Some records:
----
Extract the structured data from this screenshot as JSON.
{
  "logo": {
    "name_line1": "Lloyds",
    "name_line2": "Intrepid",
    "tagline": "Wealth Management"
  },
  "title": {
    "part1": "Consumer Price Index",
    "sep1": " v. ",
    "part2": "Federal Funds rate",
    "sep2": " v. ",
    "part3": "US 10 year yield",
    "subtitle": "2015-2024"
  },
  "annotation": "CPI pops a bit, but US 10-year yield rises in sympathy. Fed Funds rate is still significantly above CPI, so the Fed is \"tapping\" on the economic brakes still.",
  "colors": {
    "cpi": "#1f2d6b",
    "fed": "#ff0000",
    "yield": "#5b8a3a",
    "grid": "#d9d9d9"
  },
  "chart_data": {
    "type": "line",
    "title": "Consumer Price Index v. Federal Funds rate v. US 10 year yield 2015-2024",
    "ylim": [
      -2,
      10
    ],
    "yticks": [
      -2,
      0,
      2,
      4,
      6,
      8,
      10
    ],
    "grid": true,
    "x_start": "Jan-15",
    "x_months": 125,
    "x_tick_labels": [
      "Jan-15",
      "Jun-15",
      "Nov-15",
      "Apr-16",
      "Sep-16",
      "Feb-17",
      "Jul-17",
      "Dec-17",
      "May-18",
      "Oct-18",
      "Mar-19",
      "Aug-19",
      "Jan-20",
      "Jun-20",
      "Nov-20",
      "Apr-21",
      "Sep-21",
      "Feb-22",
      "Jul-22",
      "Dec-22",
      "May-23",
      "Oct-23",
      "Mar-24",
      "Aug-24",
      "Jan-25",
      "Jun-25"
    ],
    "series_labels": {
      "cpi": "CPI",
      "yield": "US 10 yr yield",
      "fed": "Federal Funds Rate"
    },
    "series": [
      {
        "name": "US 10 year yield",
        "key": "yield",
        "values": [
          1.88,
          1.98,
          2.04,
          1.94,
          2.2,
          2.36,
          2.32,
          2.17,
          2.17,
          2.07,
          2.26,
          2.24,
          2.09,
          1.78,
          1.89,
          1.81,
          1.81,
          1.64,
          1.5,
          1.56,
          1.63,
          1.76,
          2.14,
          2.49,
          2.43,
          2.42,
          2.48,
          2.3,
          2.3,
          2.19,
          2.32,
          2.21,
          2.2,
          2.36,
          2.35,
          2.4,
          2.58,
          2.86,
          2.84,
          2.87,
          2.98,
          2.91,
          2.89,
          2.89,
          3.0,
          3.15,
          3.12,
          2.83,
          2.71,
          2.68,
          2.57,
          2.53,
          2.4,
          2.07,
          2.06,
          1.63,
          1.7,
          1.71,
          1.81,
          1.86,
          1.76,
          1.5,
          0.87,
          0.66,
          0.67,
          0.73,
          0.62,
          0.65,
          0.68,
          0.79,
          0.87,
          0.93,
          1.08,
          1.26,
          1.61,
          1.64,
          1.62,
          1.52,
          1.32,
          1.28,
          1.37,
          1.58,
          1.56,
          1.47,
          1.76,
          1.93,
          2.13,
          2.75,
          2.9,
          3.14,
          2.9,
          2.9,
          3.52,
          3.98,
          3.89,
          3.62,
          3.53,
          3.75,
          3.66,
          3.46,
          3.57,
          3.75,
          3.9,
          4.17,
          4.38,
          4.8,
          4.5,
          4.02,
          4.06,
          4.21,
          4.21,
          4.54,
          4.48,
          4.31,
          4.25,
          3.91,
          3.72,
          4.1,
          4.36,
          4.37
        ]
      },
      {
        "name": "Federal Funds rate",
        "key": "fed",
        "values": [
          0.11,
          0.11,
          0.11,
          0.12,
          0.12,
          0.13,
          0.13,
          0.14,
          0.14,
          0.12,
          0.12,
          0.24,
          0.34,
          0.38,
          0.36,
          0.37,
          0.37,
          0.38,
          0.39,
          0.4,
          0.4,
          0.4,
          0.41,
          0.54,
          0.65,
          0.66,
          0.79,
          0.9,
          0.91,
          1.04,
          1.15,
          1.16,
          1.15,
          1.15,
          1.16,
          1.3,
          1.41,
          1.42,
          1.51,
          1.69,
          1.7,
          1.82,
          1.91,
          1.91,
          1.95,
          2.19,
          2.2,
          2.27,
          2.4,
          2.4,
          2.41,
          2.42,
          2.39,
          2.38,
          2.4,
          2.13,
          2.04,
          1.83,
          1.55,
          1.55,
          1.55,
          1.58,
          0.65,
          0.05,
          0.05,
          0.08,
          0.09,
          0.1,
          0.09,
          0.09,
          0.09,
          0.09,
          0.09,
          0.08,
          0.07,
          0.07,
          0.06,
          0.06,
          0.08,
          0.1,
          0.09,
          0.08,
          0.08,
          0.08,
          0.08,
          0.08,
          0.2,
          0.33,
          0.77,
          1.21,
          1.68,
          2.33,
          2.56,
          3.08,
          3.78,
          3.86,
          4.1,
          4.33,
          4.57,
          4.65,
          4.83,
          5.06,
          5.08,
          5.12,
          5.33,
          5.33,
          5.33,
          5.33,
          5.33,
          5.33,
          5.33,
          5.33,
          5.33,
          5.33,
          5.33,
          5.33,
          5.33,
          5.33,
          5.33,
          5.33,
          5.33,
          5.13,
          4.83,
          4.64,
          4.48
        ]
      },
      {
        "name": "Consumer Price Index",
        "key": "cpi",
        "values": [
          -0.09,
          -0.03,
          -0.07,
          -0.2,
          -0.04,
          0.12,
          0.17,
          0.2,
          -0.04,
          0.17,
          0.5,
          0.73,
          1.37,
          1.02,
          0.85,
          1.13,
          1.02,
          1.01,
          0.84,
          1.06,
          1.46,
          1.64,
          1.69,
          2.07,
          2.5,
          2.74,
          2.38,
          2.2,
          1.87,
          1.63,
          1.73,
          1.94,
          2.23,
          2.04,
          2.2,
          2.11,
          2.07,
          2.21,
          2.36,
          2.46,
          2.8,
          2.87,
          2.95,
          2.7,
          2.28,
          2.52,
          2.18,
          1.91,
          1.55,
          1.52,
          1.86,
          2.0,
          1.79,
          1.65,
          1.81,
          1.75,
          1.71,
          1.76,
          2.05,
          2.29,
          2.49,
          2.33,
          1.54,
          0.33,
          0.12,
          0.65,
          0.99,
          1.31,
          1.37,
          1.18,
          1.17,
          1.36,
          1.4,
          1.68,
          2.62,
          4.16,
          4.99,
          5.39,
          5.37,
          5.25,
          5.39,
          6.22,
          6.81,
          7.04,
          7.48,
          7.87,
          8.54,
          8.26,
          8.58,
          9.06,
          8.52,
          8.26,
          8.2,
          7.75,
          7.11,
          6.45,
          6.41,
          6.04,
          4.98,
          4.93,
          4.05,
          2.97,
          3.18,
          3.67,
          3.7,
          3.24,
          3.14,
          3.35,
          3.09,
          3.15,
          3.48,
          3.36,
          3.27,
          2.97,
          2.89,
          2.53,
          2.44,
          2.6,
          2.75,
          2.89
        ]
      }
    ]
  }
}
----
## What you will do
Locate the string "Price" in the listing above and copy every line where it occurs.

## Finished answer
    "part1": "Consumer Price Index",
    "title": "Consumer Price Index v. Federal Funds rate v. US 10 year yield 2015-2024",
        "name": "Consumer Price Index",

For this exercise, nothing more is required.